■ RECORDS PROVIDED:
++++++++++++++++++++
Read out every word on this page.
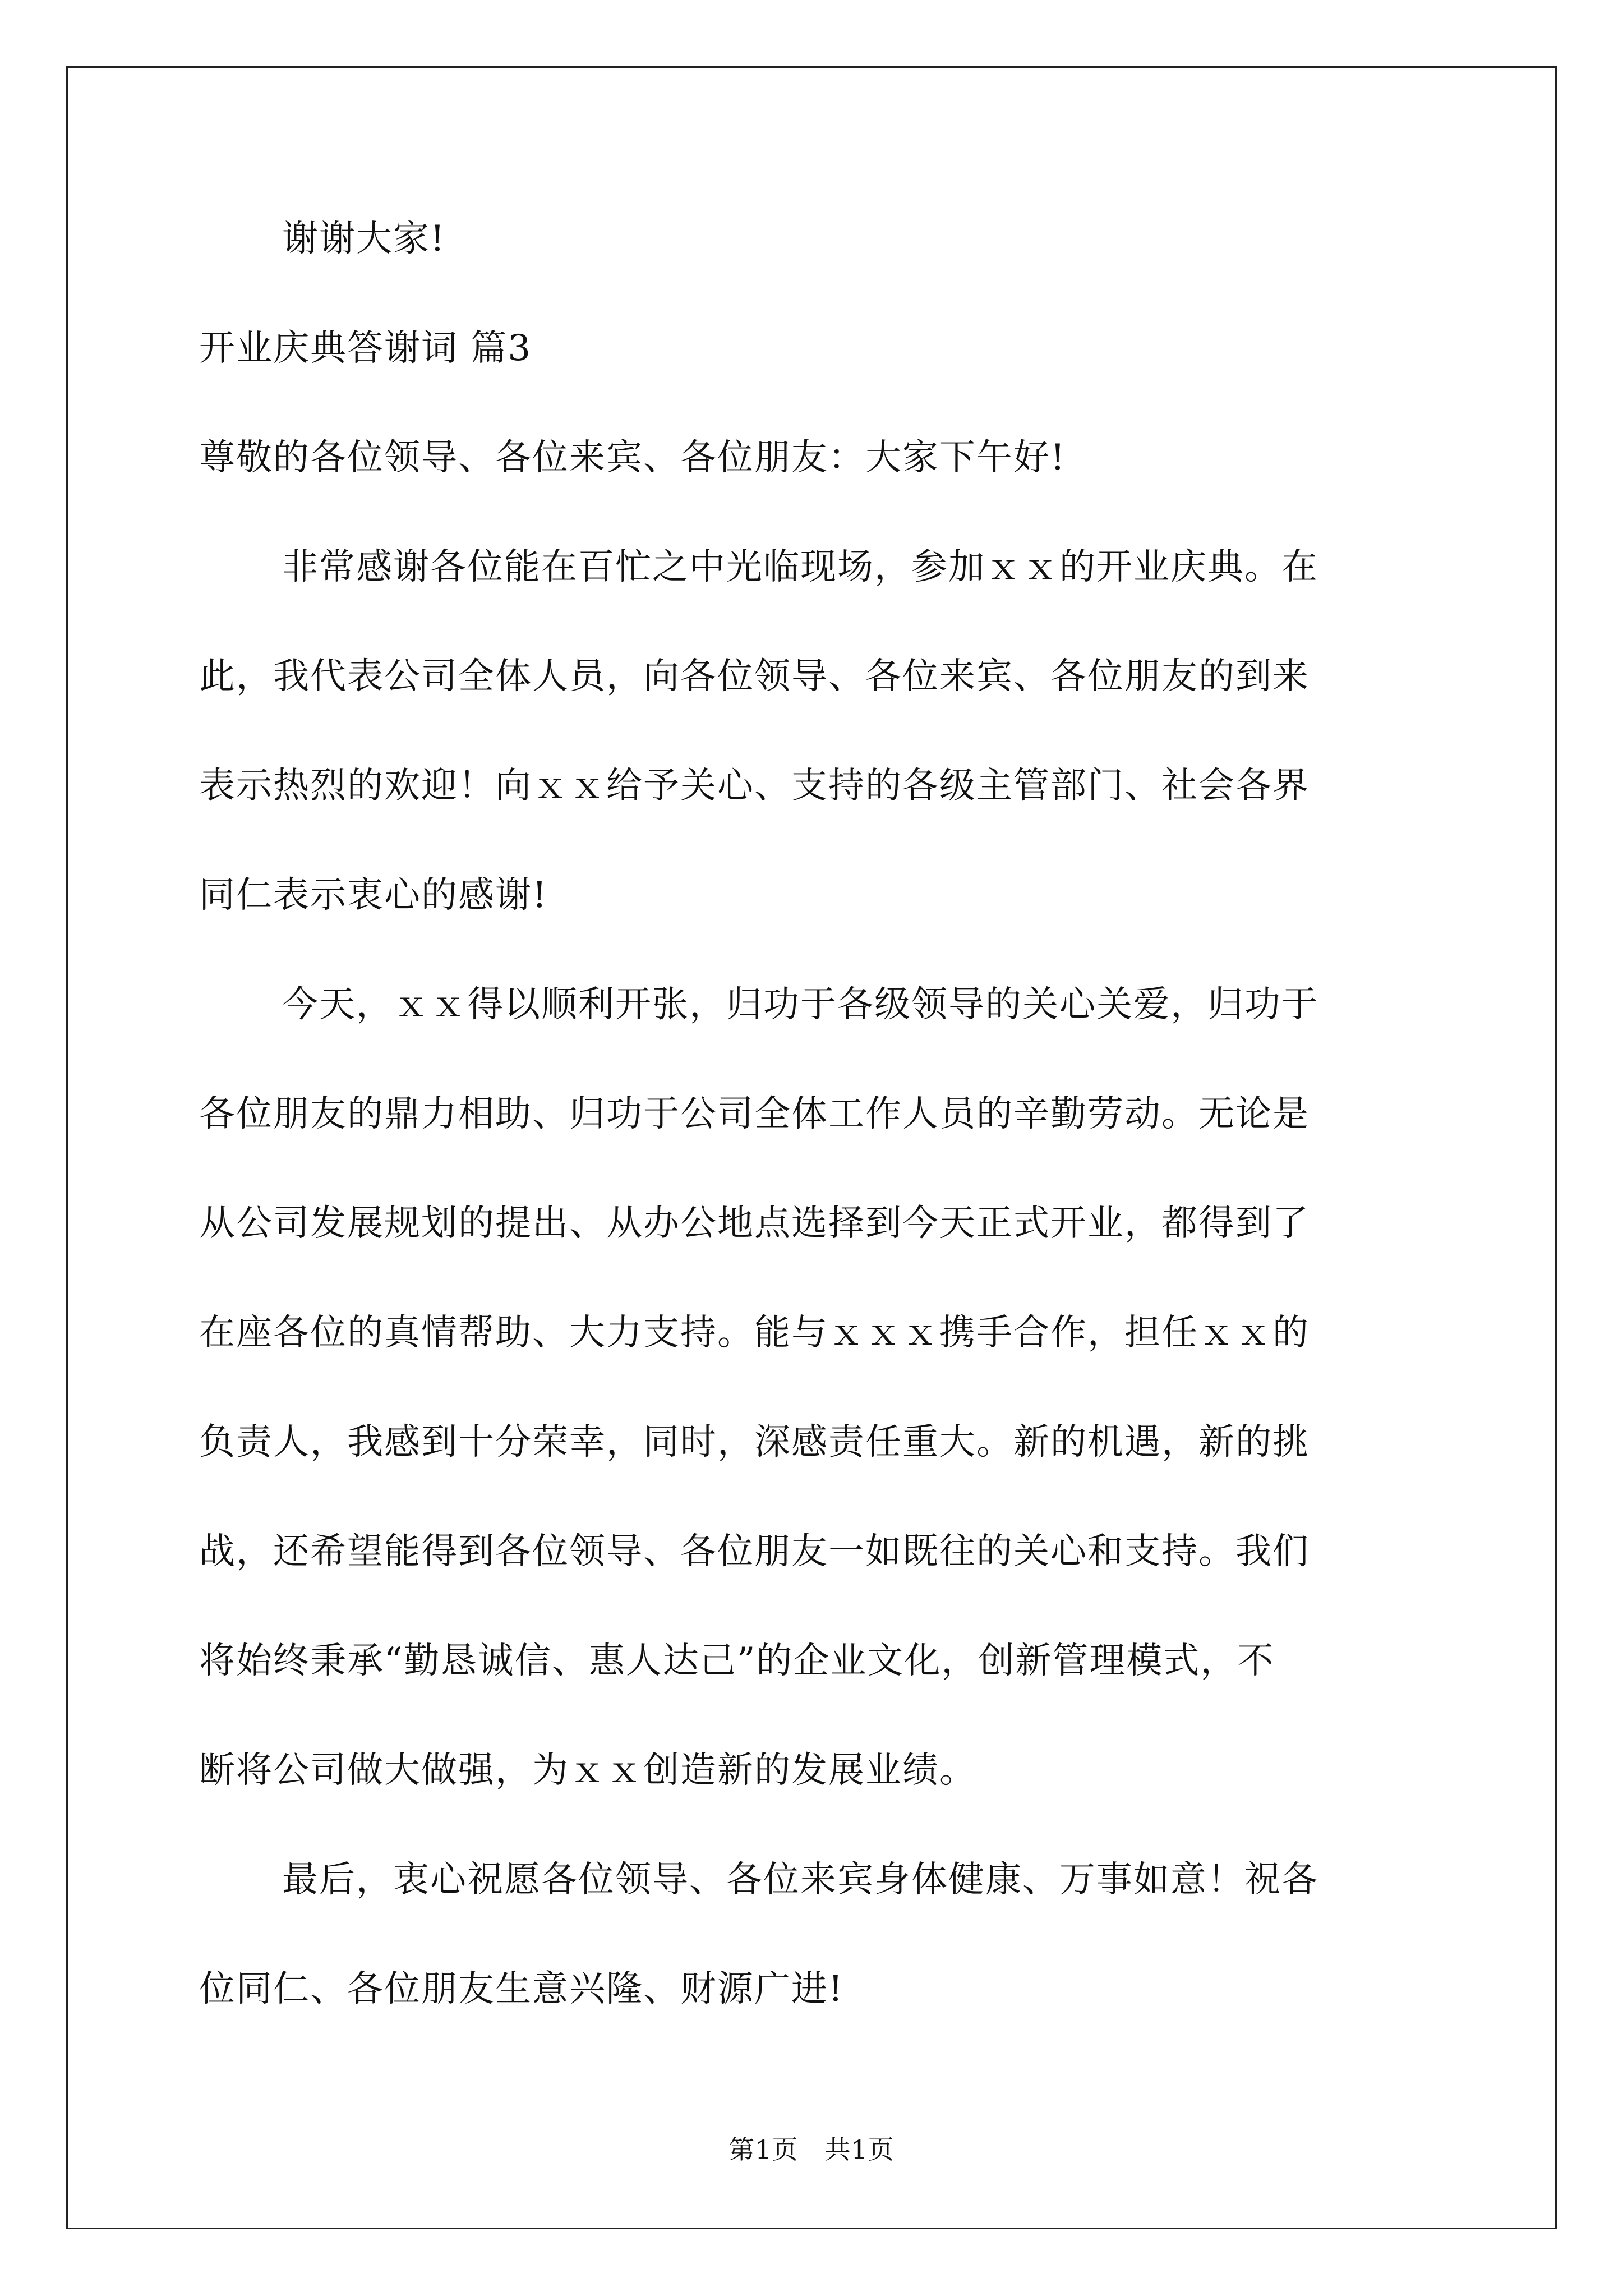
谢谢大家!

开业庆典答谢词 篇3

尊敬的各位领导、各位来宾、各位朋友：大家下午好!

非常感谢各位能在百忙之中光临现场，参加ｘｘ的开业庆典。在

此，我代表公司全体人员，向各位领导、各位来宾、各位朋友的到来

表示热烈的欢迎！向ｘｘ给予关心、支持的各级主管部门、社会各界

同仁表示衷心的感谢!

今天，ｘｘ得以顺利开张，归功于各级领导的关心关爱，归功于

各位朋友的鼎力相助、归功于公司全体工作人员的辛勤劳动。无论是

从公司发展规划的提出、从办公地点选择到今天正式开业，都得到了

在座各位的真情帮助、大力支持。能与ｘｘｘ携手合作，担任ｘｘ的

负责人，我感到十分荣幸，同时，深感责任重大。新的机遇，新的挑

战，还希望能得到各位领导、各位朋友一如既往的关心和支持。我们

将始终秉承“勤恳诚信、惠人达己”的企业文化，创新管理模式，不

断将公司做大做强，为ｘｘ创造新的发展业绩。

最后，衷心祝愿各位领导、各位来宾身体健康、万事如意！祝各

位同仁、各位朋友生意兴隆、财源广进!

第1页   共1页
++++++++++++++++++++
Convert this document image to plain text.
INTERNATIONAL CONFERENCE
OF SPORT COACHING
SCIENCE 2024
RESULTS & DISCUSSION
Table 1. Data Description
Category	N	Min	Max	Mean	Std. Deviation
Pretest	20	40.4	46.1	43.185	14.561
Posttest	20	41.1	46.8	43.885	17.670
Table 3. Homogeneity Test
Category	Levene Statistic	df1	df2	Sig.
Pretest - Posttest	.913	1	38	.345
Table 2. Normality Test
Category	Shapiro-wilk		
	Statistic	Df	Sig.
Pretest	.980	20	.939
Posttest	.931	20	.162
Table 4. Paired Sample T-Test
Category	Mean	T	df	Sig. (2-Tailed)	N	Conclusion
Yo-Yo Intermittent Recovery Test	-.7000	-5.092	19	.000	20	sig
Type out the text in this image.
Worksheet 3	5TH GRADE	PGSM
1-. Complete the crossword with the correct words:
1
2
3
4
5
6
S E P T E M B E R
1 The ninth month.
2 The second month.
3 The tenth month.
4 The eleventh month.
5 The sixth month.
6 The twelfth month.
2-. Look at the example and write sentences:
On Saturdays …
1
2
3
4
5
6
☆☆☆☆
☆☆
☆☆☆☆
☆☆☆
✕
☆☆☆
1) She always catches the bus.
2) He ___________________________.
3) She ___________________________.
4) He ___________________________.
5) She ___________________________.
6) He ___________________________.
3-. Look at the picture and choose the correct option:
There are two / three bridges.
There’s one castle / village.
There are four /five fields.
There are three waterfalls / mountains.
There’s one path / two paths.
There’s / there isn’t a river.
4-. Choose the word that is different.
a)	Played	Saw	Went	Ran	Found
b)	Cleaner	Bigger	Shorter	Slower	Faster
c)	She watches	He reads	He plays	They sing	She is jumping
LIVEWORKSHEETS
++++++++++++++++++++
■ TO BE DONE:
Copy each line holding the word "There" from the listing above.

■ FINAL RESULT:
There are two / three bridges.
There’s one castle / village.
There are four /five fields.
There are three waterfalls / mountains.
There’s one path / two paths.
There’s / there isn’t a river.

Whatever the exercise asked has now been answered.